> **Objective**
The records should be written out in full, with nothing altered.
++++ Extracted data ++++
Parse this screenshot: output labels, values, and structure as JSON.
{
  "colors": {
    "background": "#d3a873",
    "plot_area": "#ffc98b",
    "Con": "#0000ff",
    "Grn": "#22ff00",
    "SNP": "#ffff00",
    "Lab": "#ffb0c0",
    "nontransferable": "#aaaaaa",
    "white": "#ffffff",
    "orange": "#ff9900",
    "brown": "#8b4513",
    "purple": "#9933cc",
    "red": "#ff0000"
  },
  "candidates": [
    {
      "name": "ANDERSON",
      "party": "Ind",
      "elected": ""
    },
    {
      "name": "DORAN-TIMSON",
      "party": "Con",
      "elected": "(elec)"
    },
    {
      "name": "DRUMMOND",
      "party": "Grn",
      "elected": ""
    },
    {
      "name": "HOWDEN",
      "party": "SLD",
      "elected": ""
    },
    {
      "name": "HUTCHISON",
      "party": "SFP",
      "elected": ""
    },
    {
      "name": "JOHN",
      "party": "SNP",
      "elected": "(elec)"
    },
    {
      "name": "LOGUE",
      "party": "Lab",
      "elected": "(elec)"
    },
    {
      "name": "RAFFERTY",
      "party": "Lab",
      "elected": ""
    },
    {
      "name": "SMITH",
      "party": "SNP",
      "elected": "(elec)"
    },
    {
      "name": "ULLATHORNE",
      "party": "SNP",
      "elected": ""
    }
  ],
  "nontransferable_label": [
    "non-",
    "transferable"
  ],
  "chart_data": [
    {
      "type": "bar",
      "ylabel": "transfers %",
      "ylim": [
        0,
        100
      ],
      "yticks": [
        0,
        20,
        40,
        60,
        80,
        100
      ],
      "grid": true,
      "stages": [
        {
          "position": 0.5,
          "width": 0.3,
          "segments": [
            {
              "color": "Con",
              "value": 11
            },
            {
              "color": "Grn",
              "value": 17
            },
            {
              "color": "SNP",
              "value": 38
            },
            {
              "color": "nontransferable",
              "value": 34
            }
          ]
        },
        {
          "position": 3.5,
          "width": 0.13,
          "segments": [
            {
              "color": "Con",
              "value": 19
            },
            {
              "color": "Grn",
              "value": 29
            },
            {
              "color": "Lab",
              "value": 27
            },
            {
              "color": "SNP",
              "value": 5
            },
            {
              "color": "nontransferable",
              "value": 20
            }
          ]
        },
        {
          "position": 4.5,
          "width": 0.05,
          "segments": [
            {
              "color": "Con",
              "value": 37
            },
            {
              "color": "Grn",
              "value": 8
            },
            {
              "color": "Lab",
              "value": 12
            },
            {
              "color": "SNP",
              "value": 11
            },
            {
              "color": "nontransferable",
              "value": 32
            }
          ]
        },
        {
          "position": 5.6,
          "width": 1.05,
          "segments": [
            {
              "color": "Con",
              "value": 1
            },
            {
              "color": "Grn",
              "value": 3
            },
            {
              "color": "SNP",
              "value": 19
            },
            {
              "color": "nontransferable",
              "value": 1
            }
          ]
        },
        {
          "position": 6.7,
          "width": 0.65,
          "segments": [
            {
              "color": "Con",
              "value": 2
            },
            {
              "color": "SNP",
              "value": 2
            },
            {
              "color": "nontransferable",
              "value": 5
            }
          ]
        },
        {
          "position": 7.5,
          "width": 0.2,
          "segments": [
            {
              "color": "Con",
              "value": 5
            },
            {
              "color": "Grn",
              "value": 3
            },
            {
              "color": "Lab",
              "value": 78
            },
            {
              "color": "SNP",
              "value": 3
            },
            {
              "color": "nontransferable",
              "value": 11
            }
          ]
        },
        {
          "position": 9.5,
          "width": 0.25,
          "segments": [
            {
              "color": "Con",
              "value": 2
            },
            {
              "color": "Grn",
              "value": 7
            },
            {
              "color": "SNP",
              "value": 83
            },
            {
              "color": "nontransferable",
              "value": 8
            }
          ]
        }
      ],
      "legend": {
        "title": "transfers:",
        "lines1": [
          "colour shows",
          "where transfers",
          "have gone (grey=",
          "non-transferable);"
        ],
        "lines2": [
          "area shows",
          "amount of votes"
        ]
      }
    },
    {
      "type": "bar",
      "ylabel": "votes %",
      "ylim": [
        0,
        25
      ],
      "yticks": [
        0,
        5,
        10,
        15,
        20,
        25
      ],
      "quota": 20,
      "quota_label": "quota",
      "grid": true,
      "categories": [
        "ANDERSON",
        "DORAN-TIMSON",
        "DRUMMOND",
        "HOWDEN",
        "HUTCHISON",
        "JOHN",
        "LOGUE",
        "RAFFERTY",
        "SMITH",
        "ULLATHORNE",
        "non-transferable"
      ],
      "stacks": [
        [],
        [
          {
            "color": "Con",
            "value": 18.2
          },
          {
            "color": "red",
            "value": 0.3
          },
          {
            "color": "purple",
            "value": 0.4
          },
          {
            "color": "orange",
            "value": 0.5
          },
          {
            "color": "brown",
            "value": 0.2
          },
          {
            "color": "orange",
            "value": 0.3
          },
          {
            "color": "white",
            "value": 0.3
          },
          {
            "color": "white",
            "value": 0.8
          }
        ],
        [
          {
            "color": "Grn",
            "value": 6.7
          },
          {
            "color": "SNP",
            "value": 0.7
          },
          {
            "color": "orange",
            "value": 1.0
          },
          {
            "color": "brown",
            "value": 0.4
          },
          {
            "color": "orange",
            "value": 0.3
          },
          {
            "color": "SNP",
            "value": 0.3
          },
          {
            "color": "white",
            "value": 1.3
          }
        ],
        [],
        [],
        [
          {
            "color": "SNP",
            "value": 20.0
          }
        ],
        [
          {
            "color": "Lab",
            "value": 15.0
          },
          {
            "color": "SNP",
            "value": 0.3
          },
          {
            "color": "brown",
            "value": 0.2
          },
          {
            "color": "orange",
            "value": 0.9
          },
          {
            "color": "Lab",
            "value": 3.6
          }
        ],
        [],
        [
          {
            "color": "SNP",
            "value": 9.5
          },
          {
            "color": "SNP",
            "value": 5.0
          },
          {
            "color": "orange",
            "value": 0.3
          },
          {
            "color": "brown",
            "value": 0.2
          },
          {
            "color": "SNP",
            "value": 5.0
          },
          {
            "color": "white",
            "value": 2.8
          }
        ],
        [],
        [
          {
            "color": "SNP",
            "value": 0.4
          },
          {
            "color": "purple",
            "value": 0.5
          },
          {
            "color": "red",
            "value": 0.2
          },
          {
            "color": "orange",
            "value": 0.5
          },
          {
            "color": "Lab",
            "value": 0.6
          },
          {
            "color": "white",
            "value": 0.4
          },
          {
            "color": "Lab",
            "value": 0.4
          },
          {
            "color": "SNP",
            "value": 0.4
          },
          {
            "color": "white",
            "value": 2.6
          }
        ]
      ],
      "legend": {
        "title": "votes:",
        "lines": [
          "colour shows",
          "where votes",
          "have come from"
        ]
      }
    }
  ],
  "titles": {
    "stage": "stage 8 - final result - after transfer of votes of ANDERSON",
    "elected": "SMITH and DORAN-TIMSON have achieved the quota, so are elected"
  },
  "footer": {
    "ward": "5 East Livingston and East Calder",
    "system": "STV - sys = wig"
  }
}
++++
> **Answer to this problem**
Parse this screenshot: output labels, values, and structure as JSON.
{
  "colors": {
    "background": "#d3a873",
    "plot_area": "#ffc98b",
    "Con": "#0000ff",
    "Grn": "#22ff00",
    "SNP": "#ffff00",
    "Lab": "#ffb0c0",
    "nontransferable": "#aaaaaa",
    "white": "#ffffff",
    "orange": "#ff9900",
    "brown": "#8b4513",
    "purple": "#9933cc",
    "red": "#ff0000"
  },
  "candidates": [
    {
      "name": "ANDERSON",
      "party": "Ind",
      "elected": ""
    },
    {
      "name": "DORAN-TIMSON",
      "party": "Con",
      "elected": "(elec)"
    },
    {
      "name": "DRUMMOND",
      "party": "Grn",
      "elected": ""
    },
    {
      "name": "HOWDEN",
      "party": "SLD",
      "elected": ""
    },
    {
      "name": "HUTCHISON",
      "party": "SFP",
      "elected": ""
    },
    {
      "name": "JOHN",
      "party": "SNP",
      "elected": "(elec)"
    },
    {
      "name": "LOGUE",
      "party": "Lab",
      "elected": "(elec)"
    },
    {
      "name": "RAFFERTY",
      "party": "Lab",
      "elected": ""
    },
    {
      "name": "SMITH",
      "party": "SNP",
      "elected": "(elec)"
    },
    {
      "name": "ULLATHORNE",
      "party": "SNP",
      "elected": ""
    }
  ],
  "nontransferable_label": [
    "non-",
    "transferable"
  ],
  "chart_data": [
    {
      "type": "bar",
      "ylabel": "transfers %",
      "ylim": [
        0,
        100
      ],
      "yticks": [
        0,
        20,
        40,
        60,
        80,
        100
      ],
      "grid": true,
      "stages": [
        {
          "position": 0.5,
          "width": 0.3,
          "segments": [
            {
              "color": "Con",
              "value": 11
            },
            {
              "color": "Grn",
              "value": 17
            },
            {
              "color": "SNP",
              "value": 38
            },
            {
              "color": "nontransferable",
              "value": 34
            }
          ]
        },
        {
          "position": 3.5,
          "width": 0.13,
          "segments": [
            {
              "color": "Con",
              "value": 19
            },
            {
              "color": "Grn",
              "value": 29
            },
            {
              "color": "Lab",
              "value": 27
            },
            {
              "color": "SNP",
              "value": 5
            },
            {
              "color": "nontransferable",
              "value": 20
            }
          ]
        },
        {
          "position": 4.5,
          "width": 0.05,
          "segments": [
            {
              "color": "Con",
              "value": 37
            },
            {
              "color": "Grn",
              "value": 8
            },
            {
              "color": "Lab",
              "value": 12
            },
            {
              "color": "SNP",
              "value": 11
            },
            {
              "color": "nontransferable",
              "value": 32
            }
          ]
        },
        {
          "position": 5.6,
          "width": 1.05,
          "segments": [
            {
              "color": "Con",
              "value": 1
            },
            {
              "color": "Grn",
              "value": 3
            },
            {
              "color": "SNP",
              "value": 19
            },
            {
              "color": "nontransferable",
              "value": 1
            }
          ]
        },
        {
          "position": 6.7,
          "width": 0.65,
          "segments": [
            {
              "color": "Con",
              "value": 2
            },
            {
              "color": "SNP",
              "value": 2
            },
            {
              "color": "nontransferable",
              "value": 5
            }
          ]
        },
        {
          "position": 7.5,
          "width": 0.2,
          "segments": [
            {
              "color": "Con",
              "value": 5
            },
            {
              "color": "Grn",
              "value": 3
            },
            {
              "color": "Lab",
              "value": 78
            },
            {
              "color": "SNP",
              "value": 3
            },
            {
              "color": "nontransferable",
              "value": 11
            }
          ]
        },
        {
          "position": 9.5,
          "width": 0.25,
          "segments": [
            {
              "color": "Con",
              "value": 2
            },
            {
              "color": "Grn",
              "value": 7
            },
            {
              "color": "SNP",
              "value": 83
            },
            {
              "color": "nontransferable",
              "value": 8
            }
          ]
        }
      ],
      "legend": {
        "title": "transfers:",
        "lines1": [
          "colour shows",
          "where transfers",
          "have gone (grey=",
          "non-transferable);"
        ],
        "lines2": [
          "area shows",
          "amount of votes"
        ]
      }
    },
    {
      "type": "bar",
      "ylabel": "votes %",
      "ylim": [
        0,
        25
      ],
      "yticks": [
        0,
        5,
        10,
        15,
        20,
        25
      ],
      "quota": 20,
      "quota_label": "quota",
      "grid": true,
      "categories": [
        "ANDERSON",
        "DORAN-TIMSON",
        "DRUMMOND",
        "HOWDEN",
        "HUTCHISON",
        "JOHN",
        "LOGUE",
        "RAFFERTY",
        "SMITH",
        "ULLATHORNE",
        "non-transferable"
      ],
      "stacks": [
        [],
        [
          {
            "color": "Con",
            "value": 18.2
          },
          {
            "color": "red",
            "value": 0.3
          },
          {
            "color": "purple",
            "value": 0.4
          },
          {
            "color": "orange",
            "value": 0.5
          },
          {
            "color": "brown",
            "value": 0.2
          },
          {
            "color": "orange",
            "value": 0.3
          },
          {
            "color": "white",
            "value": 0.3
          },
          {
            "color": "white",
            "value": 0.8
          }
        ],
        [
          {
            "color": "Grn",
            "value": 6.7
          },
          {
            "color": "SNP",
            "value": 0.7
          },
          {
            "color": "orange",
            "value": 1.0
          },
          {
            "color": "brown",
            "value": 0.4
          },
          {
            "color": "orange",
            "value": 0.3
          },
          {
            "color": "SNP",
            "value": 0.3
          },
          {
            "color": "white",
            "value": 1.3
          }
        ],
        [],
        [],
        [
          {
            "color": "SNP",
            "value": 20.0
          }
        ],
        [
          {
            "color": "Lab",
            "value": 15.0
          },
          {
            "color": "SNP",
            "value": 0.3
          },
          {
            "color": "brown",
            "value": 0.2
          },
          {
            "color": "orange",
            "value": 0.9
          },
          {
            "color": "Lab",
            "value": 3.6
          }
        ],
        [],
        [
          {
            "color": "SNP",
            "value": 9.5
          },
          {
            "color": "SNP",
            "value": 5.0
          },
          {
            "color": "orange",
            "value": 0.3
          },
          {
            "color": "brown",
            "value": 0.2
          },
          {
            "color": "SNP",
            "value": 5.0
          },
          {
            "color": "white",
            "value": 2.8
          }
        ],
        [],
        [
          {
            "color": "SNP",
            "value": 0.4
          },
          {
            "color": "purple",
            "value": 0.5
          },
          {
            "color": "red",
            "value": 0.2
          },
          {
            "color": "orange",
            "value": 0.5
          },
          {
            "color": "Lab",
            "value": 0.6
          },
          {
            "color": "white",
            "value": 0.4
          },
          {
            "color": "Lab",
            "value": 0.4
          },
          {
            "color": "SNP",
            "value": 0.4
          },
          {
            "color": "white",
            "value": 2.6
          }
        ]
      ],
      "legend": {
        "title": "votes:",
        "lines": [
          "colour shows",
          "where votes",
          "have come from"
        ]
      }
    }
  ],
  "titles": {
    "stage": "stage 8 - final result - after transfer of votes of ANDERSON",
    "elected": "SMITH and DORAN-TIMSON have achieved the quota, so are elected"
  },
  "footer": {
    "ward": "5 East Livingston and East Calder",
    "system": "STV - sys = wig"
  }
}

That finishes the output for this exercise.